(TASK DETAILS) Set down all of the entries word for word, omitting the images they contain.

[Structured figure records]
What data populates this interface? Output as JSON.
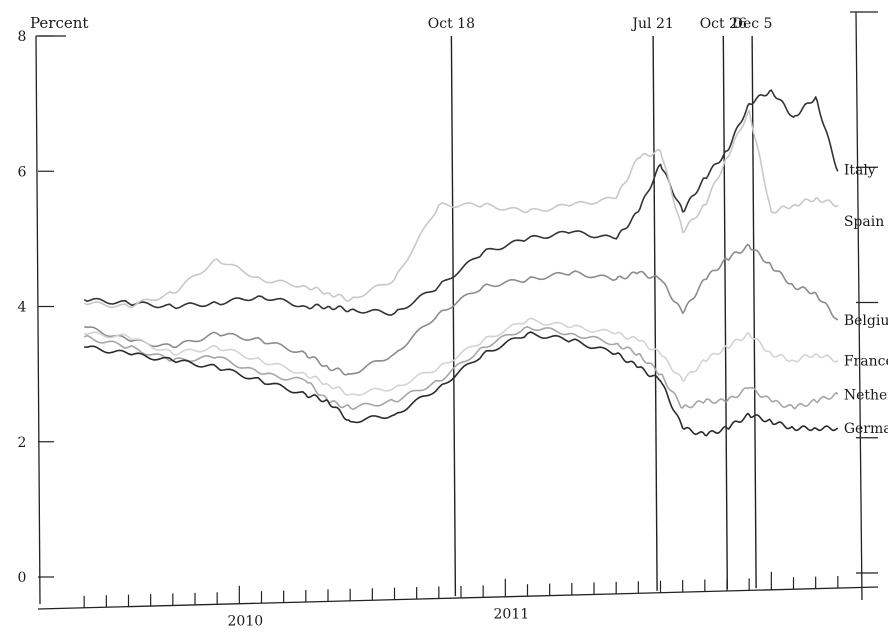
{
  "chart_data": {
    "type": "line",
    "title": "",
    "ylabel": "Percent",
    "xlabel": "",
    "ylim": [
      0,
      8
    ],
    "yticks": [
      0,
      2,
      4,
      6,
      8
    ],
    "xlim": [
      "2009-05",
      "2012-05"
    ],
    "x_tick_labels": [
      {
        "label": "2010",
        "date": "2010-01"
      },
      {
        "label": "2011",
        "date": "2011-01"
      }
    ],
    "events": [
      {
        "label": "Oct 18",
        "date": "2010-10-18"
      },
      {
        "label": "Jul 21",
        "date": "2011-07-21"
      },
      {
        "label": "Oct 26",
        "date": "2011-10-26"
      },
      {
        "label": "Dec 5",
        "date": "2011-12-05"
      }
    ],
    "x": [
      "2009-06",
      "2009-08",
      "2009-10",
      "2009-12",
      "2010-02",
      "2010-04",
      "2010-05",
      "2010-06",
      "2010-08",
      "2010-10",
      "2010-12",
      "2011-02",
      "2011-04",
      "2011-06",
      "2011-07",
      "2011-08",
      "2011-09",
      "2011-10",
      "2011-11",
      "2011-12",
      "2012-01",
      "2012-02",
      "2012-03",
      "2012-04"
    ],
    "series": [
      {
        "name": "Italy",
        "color": "#333333",
        "values": [
          4.1,
          4.05,
          4.0,
          4.05,
          4.15,
          4.0,
          4.0,
          3.95,
          3.9,
          4.3,
          4.8,
          5.0,
          5.1,
          5.0,
          5.4,
          6.1,
          5.4,
          5.9,
          6.3,
          7.0,
          7.2,
          6.8,
          7.1,
          6.0
        ]
      },
      {
        "name": "Spain",
        "color": "#c8c8c8",
        "values": [
          4.05,
          4.0,
          4.2,
          4.7,
          4.4,
          4.3,
          4.2,
          4.1,
          4.4,
          5.5,
          5.5,
          5.4,
          5.5,
          5.6,
          6.2,
          6.3,
          5.1,
          5.5,
          6.2,
          6.9,
          5.4,
          5.5,
          5.6,
          5.5
        ]
      },
      {
        "name": "Belgium",
        "color": "#8c8c8c",
        "values": [
          3.7,
          3.5,
          3.4,
          3.6,
          3.5,
          3.3,
          3.1,
          3.0,
          3.3,
          3.9,
          4.3,
          4.4,
          4.5,
          4.4,
          4.5,
          4.4,
          3.9,
          4.4,
          4.7,
          4.9,
          4.6,
          4.3,
          4.2,
          3.8
        ]
      },
      {
        "name": "France",
        "color": "#d4d4d4",
        "values": [
          3.6,
          3.55,
          3.3,
          3.4,
          3.2,
          3.0,
          2.85,
          2.7,
          2.8,
          3.1,
          3.5,
          3.8,
          3.7,
          3.6,
          3.5,
          3.3,
          2.9,
          3.2,
          3.4,
          3.6,
          3.3,
          3.2,
          3.3,
          3.2
        ]
      },
      {
        "name": "Netherlands",
        "color": "#a6a6a6",
        "values": [
          3.55,
          3.4,
          3.2,
          3.25,
          3.0,
          2.9,
          2.6,
          2.5,
          2.6,
          2.9,
          3.4,
          3.7,
          3.6,
          3.45,
          3.3,
          3.0,
          2.5,
          2.6,
          2.6,
          2.8,
          2.6,
          2.5,
          2.6,
          2.7
        ]
      },
      {
        "name": "Germany",
        "color": "#2b2b2b",
        "values": [
          3.4,
          3.3,
          3.2,
          3.1,
          2.9,
          2.7,
          2.6,
          2.3,
          2.4,
          2.8,
          3.3,
          3.6,
          3.5,
          3.3,
          3.1,
          2.9,
          2.2,
          2.1,
          2.2,
          2.4,
          2.3,
          2.2,
          2.2,
          2.2
        ]
      }
    ],
    "grid": false,
    "legend": "labels at line ends (right)"
  }
}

(REPLY)
What data populates this interface? Output as JSON.
{
  "chart_data": {
    "type": "line",
    "title": "",
    "ylabel": "Percent",
    "xlabel": "",
    "ylim": [
      0,
      8
    ],
    "yticks": [
      0,
      2,
      4,
      6,
      8
    ],
    "xlim": [
      "2009-05",
      "2012-05"
    ],
    "x_tick_labels": [
      {
        "label": "2010",
        "date": "2010-01"
      },
      {
        "label": "2011",
        "date": "2011-01"
      }
    ],
    "events": [
      {
        "label": "Oct 18",
        "date": "2010-10-18"
      },
      {
        "label": "Jul 21",
        "date": "2011-07-21"
      },
      {
        "label": "Oct 26",
        "date": "2011-10-26"
      },
      {
        "label": "Dec 5",
        "date": "2011-12-05"
      }
    ],
    "x": [
      "2009-06",
      "2009-08",
      "2009-10",
      "2009-12",
      "2010-02",
      "2010-04",
      "2010-05",
      "2010-06",
      "2010-08",
      "2010-10",
      "2010-12",
      "2011-02",
      "2011-04",
      "2011-06",
      "2011-07",
      "2011-08",
      "2011-09",
      "2011-10",
      "2011-11",
      "2011-12",
      "2012-01",
      "2012-02",
      "2012-03",
      "2012-04"
    ],
    "series": [
      {
        "name": "Italy",
        "color": "#333333",
        "values": [
          4.1,
          4.05,
          4.0,
          4.05,
          4.15,
          4.0,
          4.0,
          3.95,
          3.9,
          4.3,
          4.8,
          5.0,
          5.1,
          5.0,
          5.4,
          6.1,
          5.4,
          5.9,
          6.3,
          7.0,
          7.2,
          6.8,
          7.1,
          6.0
        ]
      },
      {
        "name": "Spain",
        "color": "#c8c8c8",
        "values": [
          4.05,
          4.0,
          4.2,
          4.7,
          4.4,
          4.3,
          4.2,
          4.1,
          4.4,
          5.5,
          5.5,
          5.4,
          5.5,
          5.6,
          6.2,
          6.3,
          5.1,
          5.5,
          6.2,
          6.9,
          5.4,
          5.5,
          5.6,
          5.5
        ]
      },
      {
        "name": "Belgium",
        "color": "#8c8c8c",
        "values": [
          3.7,
          3.5,
          3.4,
          3.6,
          3.5,
          3.3,
          3.1,
          3.0,
          3.3,
          3.9,
          4.3,
          4.4,
          4.5,
          4.4,
          4.5,
          4.4,
          3.9,
          4.4,
          4.7,
          4.9,
          4.6,
          4.3,
          4.2,
          3.8
        ]
      },
      {
        "name": "France",
        "color": "#d4d4d4",
        "values": [
          3.6,
          3.55,
          3.3,
          3.4,
          3.2,
          3.0,
          2.85,
          2.7,
          2.8,
          3.1,
          3.5,
          3.8,
          3.7,
          3.6,
          3.5,
          3.3,
          2.9,
          3.2,
          3.4,
          3.6,
          3.3,
          3.2,
          3.3,
          3.2
        ]
      },
      {
        "name": "Netherlands",
        "color": "#a6a6a6",
        "values": [
          3.55,
          3.4,
          3.2,
          3.25,
          3.0,
          2.9,
          2.6,
          2.5,
          2.6,
          2.9,
          3.4,
          3.7,
          3.6,
          3.45,
          3.3,
          3.0,
          2.5,
          2.6,
          2.6,
          2.8,
          2.6,
          2.5,
          2.6,
          2.7
        ]
      },
      {
        "name": "Germany",
        "color": "#2b2b2b",
        "values": [
          3.4,
          3.3,
          3.2,
          3.1,
          2.9,
          2.7,
          2.6,
          2.3,
          2.4,
          2.8,
          3.3,
          3.6,
          3.5,
          3.3,
          3.1,
          2.9,
          2.2,
          2.1,
          2.2,
          2.4,
          2.3,
          2.2,
          2.2,
          2.2
        ]
      }
    ],
    "grid": false,
    "legend": "labels at line ends (right)"
  }
}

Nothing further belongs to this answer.